BEGIN Material supplied
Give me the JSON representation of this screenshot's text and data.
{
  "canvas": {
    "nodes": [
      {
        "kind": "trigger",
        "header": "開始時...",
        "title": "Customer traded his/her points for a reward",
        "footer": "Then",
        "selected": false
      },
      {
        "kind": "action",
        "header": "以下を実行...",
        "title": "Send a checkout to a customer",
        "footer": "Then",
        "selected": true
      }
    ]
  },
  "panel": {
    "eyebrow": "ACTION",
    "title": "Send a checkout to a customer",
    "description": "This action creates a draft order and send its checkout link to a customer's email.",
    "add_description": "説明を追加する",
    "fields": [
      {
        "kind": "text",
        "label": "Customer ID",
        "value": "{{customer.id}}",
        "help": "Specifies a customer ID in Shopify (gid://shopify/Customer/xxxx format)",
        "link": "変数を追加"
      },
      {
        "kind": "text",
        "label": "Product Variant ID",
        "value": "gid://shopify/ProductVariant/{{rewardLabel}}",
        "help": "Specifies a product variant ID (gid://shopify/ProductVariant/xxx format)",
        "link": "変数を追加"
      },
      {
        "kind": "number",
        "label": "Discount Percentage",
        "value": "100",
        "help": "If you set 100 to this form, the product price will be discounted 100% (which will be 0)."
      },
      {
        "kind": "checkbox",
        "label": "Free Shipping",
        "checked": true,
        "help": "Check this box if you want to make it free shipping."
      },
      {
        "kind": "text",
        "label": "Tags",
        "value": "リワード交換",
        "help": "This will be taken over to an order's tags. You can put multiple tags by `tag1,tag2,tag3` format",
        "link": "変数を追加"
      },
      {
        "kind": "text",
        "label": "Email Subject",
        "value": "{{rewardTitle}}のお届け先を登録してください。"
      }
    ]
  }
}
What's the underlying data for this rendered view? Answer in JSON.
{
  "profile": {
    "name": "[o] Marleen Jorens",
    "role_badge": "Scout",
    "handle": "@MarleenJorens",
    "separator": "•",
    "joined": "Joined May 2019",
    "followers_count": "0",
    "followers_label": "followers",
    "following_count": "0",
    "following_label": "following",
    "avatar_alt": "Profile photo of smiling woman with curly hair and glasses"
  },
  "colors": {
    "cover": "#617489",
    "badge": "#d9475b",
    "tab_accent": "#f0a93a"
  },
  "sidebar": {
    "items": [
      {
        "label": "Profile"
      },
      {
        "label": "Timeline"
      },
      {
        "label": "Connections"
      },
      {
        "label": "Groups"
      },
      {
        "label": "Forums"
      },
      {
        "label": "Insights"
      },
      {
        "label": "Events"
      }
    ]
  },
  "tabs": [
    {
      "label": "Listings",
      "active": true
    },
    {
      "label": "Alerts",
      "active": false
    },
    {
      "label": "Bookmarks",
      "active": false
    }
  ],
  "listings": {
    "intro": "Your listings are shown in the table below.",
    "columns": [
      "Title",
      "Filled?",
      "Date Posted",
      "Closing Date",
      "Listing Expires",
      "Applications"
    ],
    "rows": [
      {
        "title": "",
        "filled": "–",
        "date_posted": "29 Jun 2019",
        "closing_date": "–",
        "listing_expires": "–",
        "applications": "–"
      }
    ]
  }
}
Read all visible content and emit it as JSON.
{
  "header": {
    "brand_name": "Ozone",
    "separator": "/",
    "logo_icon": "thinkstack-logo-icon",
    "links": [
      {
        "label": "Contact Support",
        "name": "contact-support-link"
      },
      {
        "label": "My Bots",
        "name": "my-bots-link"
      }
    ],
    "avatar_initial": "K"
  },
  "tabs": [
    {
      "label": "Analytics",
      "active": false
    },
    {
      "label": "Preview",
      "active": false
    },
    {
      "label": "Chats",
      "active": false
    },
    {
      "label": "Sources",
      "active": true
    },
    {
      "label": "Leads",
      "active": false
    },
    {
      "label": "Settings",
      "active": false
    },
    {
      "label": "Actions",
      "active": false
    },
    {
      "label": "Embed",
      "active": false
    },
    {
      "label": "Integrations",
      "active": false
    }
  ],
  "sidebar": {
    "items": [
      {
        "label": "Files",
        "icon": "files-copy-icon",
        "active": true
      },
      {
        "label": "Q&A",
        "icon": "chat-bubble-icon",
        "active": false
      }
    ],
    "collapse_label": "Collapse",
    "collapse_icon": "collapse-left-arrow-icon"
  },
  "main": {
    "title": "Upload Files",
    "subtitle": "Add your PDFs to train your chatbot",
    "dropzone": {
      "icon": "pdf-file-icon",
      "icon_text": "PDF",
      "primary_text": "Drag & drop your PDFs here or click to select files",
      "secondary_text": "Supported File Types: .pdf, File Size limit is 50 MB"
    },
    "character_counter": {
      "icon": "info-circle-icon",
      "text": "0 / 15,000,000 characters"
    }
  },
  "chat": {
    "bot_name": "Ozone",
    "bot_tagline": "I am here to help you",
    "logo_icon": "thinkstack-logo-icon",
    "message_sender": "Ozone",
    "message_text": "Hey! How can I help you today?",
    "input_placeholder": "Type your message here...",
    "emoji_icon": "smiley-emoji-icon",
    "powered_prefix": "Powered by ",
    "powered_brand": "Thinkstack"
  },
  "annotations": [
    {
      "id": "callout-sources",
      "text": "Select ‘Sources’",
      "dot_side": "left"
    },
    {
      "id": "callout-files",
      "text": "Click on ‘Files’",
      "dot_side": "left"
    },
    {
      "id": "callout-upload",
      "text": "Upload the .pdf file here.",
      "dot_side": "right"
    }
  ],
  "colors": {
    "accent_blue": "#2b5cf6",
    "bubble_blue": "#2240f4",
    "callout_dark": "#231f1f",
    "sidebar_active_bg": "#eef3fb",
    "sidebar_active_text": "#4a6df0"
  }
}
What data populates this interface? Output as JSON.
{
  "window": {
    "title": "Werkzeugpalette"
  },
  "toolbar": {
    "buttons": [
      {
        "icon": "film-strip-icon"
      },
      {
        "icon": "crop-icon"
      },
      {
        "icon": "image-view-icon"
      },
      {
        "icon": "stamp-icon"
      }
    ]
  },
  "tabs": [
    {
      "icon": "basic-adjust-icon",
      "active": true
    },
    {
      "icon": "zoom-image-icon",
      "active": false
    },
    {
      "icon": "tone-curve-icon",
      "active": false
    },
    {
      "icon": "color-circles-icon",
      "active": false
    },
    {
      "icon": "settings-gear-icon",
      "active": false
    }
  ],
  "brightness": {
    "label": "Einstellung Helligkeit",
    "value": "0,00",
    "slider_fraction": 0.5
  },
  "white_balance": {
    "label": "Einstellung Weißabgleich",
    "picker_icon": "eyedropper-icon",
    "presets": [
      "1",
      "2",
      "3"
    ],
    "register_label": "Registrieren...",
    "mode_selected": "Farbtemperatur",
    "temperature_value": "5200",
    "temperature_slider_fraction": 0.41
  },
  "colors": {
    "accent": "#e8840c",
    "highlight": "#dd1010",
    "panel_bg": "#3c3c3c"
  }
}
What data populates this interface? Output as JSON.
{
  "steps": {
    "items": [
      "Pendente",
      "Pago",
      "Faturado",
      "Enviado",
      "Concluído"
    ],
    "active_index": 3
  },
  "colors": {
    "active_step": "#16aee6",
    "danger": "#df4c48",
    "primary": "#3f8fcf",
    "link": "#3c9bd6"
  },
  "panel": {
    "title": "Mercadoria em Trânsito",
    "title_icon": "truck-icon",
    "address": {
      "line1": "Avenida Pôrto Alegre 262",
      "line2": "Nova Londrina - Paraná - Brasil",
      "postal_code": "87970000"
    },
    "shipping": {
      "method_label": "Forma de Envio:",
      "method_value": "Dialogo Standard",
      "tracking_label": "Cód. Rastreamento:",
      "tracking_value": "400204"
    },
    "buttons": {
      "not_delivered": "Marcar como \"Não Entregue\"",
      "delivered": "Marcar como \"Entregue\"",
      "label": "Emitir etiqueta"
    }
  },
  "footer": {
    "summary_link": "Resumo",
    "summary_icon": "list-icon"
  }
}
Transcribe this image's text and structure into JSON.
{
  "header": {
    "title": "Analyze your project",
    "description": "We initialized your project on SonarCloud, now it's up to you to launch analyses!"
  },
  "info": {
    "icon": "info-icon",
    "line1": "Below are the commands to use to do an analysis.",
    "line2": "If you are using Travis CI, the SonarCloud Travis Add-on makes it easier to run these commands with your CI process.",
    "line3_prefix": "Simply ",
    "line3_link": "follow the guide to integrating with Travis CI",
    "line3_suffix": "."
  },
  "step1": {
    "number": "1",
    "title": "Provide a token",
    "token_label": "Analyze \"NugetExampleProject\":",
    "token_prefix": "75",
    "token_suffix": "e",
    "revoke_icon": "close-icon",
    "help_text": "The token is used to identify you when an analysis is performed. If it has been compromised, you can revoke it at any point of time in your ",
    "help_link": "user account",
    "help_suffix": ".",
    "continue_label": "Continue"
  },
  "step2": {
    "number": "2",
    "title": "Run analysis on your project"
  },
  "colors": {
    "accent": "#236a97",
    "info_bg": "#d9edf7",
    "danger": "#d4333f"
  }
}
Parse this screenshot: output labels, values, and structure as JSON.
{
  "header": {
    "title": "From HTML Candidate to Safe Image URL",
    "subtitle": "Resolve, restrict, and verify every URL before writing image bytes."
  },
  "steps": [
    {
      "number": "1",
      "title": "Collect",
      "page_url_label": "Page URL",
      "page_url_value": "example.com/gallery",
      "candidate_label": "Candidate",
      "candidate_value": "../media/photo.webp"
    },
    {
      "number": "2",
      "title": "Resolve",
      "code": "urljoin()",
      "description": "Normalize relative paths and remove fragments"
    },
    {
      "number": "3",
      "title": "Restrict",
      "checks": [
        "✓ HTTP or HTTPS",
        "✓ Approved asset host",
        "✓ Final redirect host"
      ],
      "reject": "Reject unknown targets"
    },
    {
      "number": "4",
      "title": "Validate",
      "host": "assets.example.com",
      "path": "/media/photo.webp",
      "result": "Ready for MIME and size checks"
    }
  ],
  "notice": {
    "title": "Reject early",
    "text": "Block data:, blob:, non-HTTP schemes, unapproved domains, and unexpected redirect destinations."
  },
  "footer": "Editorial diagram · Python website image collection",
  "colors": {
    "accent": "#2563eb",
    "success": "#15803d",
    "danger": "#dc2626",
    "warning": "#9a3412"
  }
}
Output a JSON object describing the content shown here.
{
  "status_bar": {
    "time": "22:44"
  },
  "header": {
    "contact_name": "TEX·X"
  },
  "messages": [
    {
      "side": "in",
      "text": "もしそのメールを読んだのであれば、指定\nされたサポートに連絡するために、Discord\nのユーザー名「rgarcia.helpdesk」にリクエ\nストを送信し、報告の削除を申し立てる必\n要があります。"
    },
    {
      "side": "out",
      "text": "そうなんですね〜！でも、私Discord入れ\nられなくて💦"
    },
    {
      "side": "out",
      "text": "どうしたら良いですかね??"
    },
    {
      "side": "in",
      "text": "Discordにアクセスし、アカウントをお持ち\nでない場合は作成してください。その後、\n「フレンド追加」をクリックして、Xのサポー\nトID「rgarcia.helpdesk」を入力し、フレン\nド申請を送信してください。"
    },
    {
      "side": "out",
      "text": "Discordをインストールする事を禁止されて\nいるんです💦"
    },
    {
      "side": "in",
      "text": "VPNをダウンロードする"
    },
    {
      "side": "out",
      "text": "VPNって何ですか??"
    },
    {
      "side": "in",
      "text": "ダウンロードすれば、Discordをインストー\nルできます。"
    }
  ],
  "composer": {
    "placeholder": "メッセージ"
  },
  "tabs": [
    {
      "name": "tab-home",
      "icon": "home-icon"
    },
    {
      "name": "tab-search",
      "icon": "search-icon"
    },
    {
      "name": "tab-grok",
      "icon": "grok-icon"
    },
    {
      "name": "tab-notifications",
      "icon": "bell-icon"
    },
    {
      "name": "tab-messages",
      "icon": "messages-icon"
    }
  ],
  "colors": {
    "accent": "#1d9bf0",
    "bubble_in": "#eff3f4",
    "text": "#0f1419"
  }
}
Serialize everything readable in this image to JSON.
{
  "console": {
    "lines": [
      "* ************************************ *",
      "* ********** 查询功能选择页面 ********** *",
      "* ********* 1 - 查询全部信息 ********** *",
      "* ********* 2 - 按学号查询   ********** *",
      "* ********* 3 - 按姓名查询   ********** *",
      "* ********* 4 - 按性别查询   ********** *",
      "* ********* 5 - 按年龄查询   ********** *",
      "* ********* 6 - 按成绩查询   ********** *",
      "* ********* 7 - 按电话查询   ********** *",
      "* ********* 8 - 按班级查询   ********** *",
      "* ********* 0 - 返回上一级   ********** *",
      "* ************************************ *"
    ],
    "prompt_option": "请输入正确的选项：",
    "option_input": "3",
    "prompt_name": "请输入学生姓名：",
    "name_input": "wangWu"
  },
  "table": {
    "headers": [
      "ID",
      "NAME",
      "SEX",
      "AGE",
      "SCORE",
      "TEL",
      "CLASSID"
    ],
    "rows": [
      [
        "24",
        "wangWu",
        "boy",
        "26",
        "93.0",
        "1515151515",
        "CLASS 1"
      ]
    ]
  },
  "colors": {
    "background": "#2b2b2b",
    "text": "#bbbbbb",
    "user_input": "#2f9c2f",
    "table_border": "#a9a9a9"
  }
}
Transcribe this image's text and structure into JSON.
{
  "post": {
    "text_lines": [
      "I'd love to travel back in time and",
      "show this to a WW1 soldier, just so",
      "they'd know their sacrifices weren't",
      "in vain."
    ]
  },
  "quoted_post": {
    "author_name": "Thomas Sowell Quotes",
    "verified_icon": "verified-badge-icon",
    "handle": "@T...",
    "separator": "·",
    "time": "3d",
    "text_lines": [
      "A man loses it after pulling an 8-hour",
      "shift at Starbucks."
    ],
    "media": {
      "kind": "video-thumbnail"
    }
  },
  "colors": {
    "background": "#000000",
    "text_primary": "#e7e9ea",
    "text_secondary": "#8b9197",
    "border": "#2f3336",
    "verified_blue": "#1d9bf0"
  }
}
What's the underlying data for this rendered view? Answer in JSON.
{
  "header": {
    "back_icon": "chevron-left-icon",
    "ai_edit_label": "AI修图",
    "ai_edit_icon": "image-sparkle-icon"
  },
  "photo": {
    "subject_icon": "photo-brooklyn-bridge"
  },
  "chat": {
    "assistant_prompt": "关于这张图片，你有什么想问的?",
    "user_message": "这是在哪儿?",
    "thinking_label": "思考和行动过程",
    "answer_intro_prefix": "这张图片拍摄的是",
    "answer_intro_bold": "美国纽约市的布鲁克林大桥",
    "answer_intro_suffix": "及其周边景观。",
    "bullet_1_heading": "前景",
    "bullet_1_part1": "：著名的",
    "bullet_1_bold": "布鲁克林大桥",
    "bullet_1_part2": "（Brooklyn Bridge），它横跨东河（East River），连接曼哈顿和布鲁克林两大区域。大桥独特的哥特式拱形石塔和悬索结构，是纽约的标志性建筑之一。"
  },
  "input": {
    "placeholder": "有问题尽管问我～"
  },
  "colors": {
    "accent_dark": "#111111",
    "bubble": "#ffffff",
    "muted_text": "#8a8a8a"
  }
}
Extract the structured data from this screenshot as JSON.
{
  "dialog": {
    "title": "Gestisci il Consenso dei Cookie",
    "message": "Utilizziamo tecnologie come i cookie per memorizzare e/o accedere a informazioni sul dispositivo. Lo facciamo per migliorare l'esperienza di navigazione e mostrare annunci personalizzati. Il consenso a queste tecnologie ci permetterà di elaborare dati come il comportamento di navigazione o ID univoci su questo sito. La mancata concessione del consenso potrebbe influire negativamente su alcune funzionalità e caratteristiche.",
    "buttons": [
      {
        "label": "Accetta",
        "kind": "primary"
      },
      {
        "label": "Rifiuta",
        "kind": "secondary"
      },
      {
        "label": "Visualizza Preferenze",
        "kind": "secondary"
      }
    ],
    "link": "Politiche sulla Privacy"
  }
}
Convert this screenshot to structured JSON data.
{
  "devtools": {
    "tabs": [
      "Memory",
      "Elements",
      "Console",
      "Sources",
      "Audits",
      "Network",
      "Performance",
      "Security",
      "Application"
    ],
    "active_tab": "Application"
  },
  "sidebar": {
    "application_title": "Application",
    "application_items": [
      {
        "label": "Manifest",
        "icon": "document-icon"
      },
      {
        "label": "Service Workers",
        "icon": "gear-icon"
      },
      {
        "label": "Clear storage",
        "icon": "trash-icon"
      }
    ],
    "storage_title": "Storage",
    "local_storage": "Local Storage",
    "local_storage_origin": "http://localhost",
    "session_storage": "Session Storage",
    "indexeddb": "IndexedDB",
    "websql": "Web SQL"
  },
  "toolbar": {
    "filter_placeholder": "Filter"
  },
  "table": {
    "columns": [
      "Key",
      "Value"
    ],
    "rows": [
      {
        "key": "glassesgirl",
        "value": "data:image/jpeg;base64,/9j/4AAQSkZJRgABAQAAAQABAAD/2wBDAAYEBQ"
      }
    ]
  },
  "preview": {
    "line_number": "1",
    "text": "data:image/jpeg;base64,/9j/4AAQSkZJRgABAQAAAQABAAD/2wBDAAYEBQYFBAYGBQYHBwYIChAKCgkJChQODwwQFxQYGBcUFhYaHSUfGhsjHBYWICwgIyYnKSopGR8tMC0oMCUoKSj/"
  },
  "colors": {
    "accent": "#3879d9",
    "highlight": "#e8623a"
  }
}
END Material supplied
**What is expected**: Select every line above that contains the word "ProductVariant", and copy it.

**Solution**:
        "value": "gid://shopify/ProductVariant/{{rewardLabel}}",
        "help": "Specifies a product variant ID (gid://shopify/ProductVariant/xxx format)",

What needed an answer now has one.